## WORK REQUIRED
Set all the material down again unchanged, without the pictures.
════════════════════
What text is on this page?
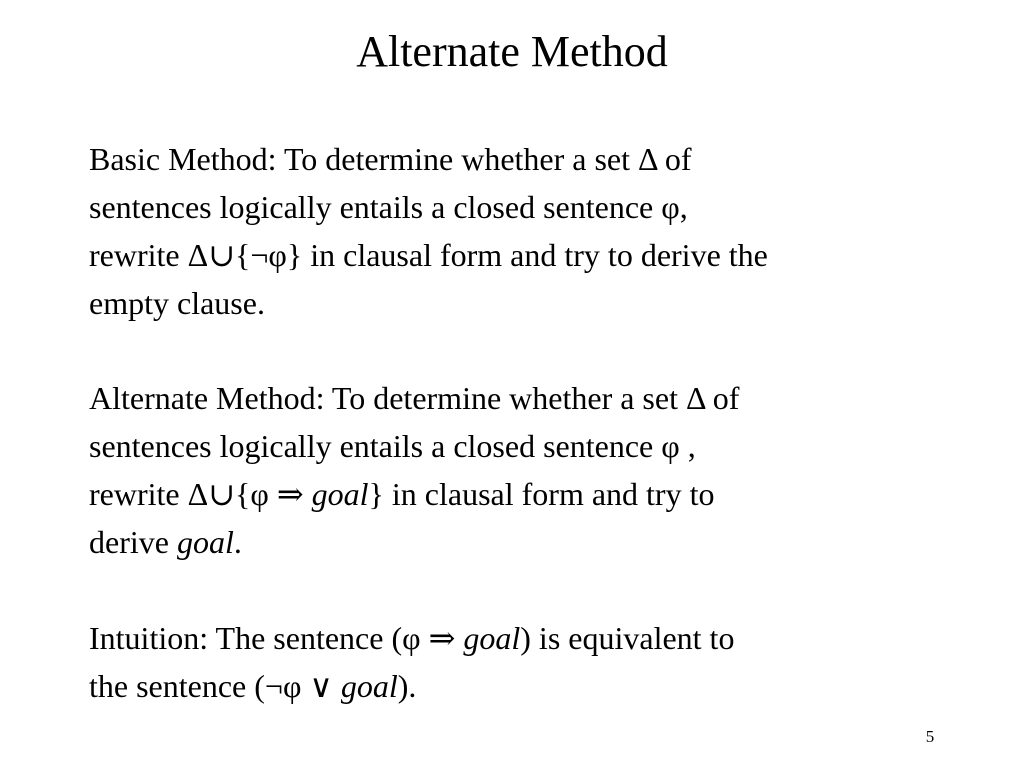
Alternate Method

Basic Method: To determine whether a set Δ of
sentences logically entails a closed sentence φ,
rewrite Δ∪{¬φ} in clausal form and try to derive the
empty clause.

Alternate Method: To determine whether a set Δ of
sentences logically entails a closed sentence φ ,
rewrite Δ∪{φ ⇒ goal} in clausal form and try to
derive goal.

Intuition: The sentence (φ ⇒ goal) is equivalent to
the sentence (¬φ ∨ goal).

5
════════════════════
## THE COMPLETED TASK
What text is on this page?
Alternate Method

Basic Method: To determine whether a set Δ of
sentences logically entails a closed sentence φ,
rewrite Δ∪{¬φ} in clausal form and try to derive the
empty clause.

Alternate Method: To determine whether a set Δ of
sentences logically entails a closed sentence φ ,
rewrite Δ∪{φ ⇒ goal} in clausal form and try to
derive goal.

Intuition: The sentence (φ ⇒ goal) is equivalent to
the sentence (¬φ ∨ goal).

5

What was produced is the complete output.